THE TASK:
For the listing below, give the number of lines in which "your" occurs. Add nothing.

* START LISTED RECORDS *

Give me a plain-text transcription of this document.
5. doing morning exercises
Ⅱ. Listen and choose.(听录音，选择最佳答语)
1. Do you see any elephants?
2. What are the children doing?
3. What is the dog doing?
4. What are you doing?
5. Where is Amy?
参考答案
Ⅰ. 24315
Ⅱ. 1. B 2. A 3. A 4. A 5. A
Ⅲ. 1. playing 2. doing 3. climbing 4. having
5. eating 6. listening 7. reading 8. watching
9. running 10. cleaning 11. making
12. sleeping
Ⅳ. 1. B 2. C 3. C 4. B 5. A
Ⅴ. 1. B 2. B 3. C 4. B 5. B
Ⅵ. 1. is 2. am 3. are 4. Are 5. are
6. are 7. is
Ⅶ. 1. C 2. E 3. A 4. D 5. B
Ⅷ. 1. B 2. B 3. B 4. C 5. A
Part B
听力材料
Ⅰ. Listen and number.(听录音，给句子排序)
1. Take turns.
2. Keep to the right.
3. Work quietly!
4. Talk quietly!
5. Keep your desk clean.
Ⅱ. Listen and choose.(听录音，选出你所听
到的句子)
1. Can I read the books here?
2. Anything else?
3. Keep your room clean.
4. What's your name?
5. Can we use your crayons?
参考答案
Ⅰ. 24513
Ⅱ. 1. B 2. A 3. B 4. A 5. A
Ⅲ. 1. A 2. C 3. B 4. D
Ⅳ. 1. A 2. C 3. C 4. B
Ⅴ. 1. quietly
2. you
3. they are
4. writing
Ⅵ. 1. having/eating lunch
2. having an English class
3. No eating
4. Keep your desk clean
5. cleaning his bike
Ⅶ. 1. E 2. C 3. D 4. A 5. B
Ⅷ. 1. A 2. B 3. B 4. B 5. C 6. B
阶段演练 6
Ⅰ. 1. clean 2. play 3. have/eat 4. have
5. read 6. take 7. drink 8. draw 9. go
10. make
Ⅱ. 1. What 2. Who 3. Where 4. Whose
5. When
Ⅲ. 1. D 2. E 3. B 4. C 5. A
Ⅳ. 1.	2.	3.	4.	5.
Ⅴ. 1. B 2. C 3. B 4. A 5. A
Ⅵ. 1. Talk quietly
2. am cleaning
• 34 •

* END LISTED RECORDS *

SOLVED EXERCISE:
5